→ WRITTEN EXERCISE: Locate the lines that hold the string "name". Copy every such line.

→ SUPPLIED DATA:
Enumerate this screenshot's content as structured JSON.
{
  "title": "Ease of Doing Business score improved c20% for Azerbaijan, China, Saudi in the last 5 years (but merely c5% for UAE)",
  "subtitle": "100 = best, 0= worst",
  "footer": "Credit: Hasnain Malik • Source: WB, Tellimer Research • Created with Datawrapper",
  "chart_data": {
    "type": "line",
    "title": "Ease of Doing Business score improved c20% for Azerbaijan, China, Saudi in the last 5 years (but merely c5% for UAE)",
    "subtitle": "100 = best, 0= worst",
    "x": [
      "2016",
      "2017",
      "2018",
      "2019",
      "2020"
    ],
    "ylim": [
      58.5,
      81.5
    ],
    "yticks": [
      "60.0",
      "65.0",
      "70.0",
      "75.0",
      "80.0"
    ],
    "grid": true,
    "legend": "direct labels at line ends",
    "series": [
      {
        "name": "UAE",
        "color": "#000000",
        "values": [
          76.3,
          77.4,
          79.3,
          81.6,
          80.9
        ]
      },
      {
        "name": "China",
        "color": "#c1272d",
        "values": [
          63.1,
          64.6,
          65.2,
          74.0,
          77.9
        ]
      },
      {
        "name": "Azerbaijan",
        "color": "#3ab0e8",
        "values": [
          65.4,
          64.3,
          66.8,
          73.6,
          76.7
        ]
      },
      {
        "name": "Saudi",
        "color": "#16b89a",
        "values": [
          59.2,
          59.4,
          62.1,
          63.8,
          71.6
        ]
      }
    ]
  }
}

→ SOLUTION BELOW:
        "name": "UAE",
        "name": "China",
        "name": "Azerbaijan",
        "name": "Saudi",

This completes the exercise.